Given request: Using the data below, copy every line that contains the word "NAME".

Data extract:
* * *
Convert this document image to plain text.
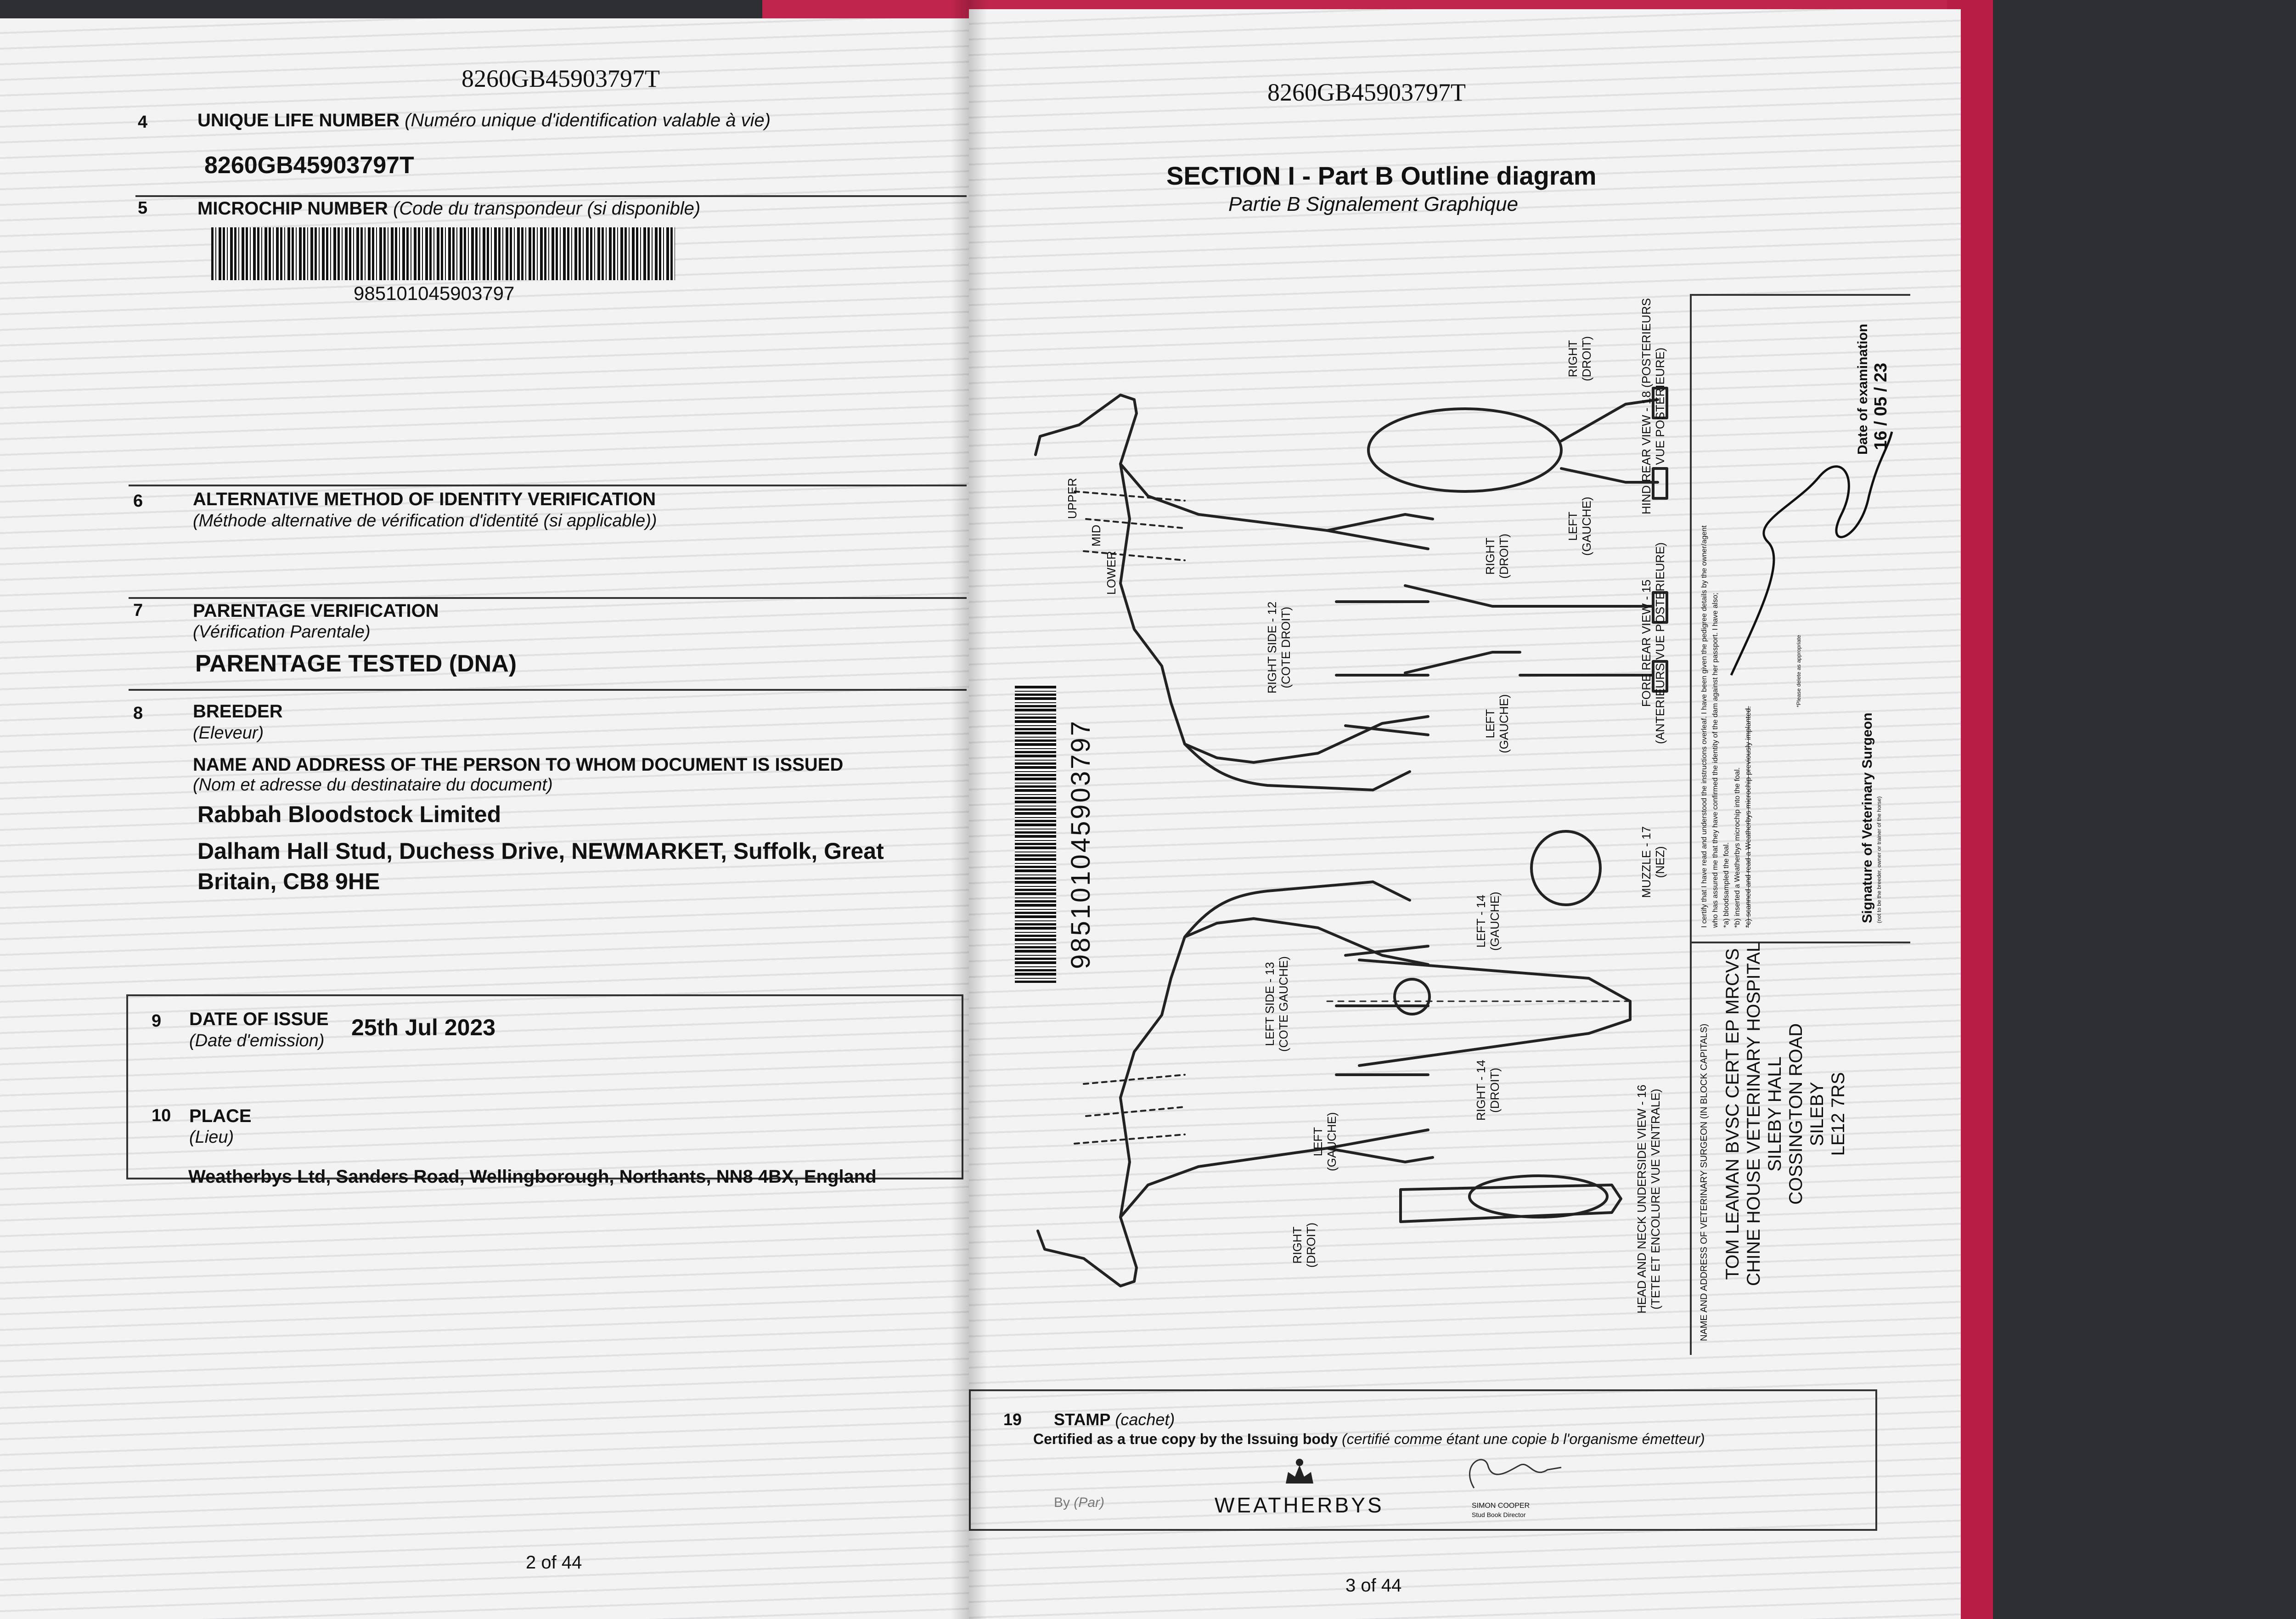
8260GB45903797T
4	UNIQUE LIFE NUMBER (Numéro unique d'identification valable à vie)
8260GB45903797T
5	MICROCHIP NUMBER (Code du transpondeur (si disponible)
985101045903797
6	ALTERNATIVE METHOD OF IDENTITY VERIFICATION
(Méthode alternative de vérification d'identité (si applicable))
7	PARENTAGE VERIFICATION
(Vérification Parentale)
PARENTAGE TESTED (DNA)
8	BREEDER
(Eleveur)
NAME AND ADDRESS OF THE PERSON TO WHOM DOCUMENT IS ISSUED
(Nom et adresse du destinataire du document)
Rabbah Bloodstock Limited
Dalham Hall Stud, Duchess Drive, NEWMARKET, Suffolk, Great
Britain, CB8 9HE
9 DATE OF ISSUE
(Date d'emission)
25th Jul 2023
10 PLACE
(Lieu)
Weatherbys Ltd, Sanders Road, Wellingborough, Northants, NN8 4BX, England
2 of 44
8260GB45903797T
SECTION I - Part B Outline diagram
Partie B Signalement Graphique
985101045903797
UPPER
MID
LOWER
RIGHT SIDE - 12 (COTE DROIT)
LEFT SIDE - 13 (COTE GAUCHE)
LEFT - 14 (GAUCHE)
RIGHT - 14 (DROIT)
LEFT (GAUCHE)
RIGHT (DROIT)
LEFT (GAUCHE)
RIGHT (DROIT)
LEFT (GAUCHE)
RIGHT (DROIT)
FORE REAR VIEW - 15 (ANTERIEURS VUE POSTERIEURE)
HIND REAR VIEW - 18 (POSTERIEURS VUE POSTERIEURE)
HEAD AND NECK UNDERSIDE VIEW - 16 (TETE ET ENCOLURE VUE VENTRALE)
MUZZLE - 17 (NEZ)	I certify that I have read and understood the instructions overleaf. I have been given the pedigree details by the owner/agent who has assured me that they have confirmed the identity of the dam against her passport. I have also; *a) bloodsampled the foal. *b) inserted a Weatherbys microchip into the foal. *c) scanned and read a Weatherbys microchip previously implanted.
*Please delete as appropriate
Date of examination 16 / 05 / 23
Signature of Veterinary Surgeon (not to be the breeder, owner or trainer of the horse)
NAME AND ADDRESS OF VETERINARY SURGEON (IN BLOCK CAPITALS) TOM LEAMAN BVSC CERT EP MRCVS CHINE HOUSE VETERINARY HOSPITAL SILEBY HALL COSSINGTON ROAD SILEBY LE12 7RS
19 STAMP (cachet)
Certified as a true copy by the Issuing body (certifié comme étant une copie b l'organisme émetteur)
By (Par)	WEATHERBYS	SIMON COOPER
Stud Book Director
3 of 44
* * *
Answer:
NAME AND ADDRESS OF THE PERSON TO WHOM DOCUMENT IS ISSUED
NAME AND ADDRESS OF VETERINARY SURGEON (IN BLOCK CAPITALS) TOM LEAMAN BVSC CERT EP MRCVS CHINE HOUSE VETERINARY HOSPITAL SILEBY HALL COSSINGTON ROAD SILEBY LE12 7RS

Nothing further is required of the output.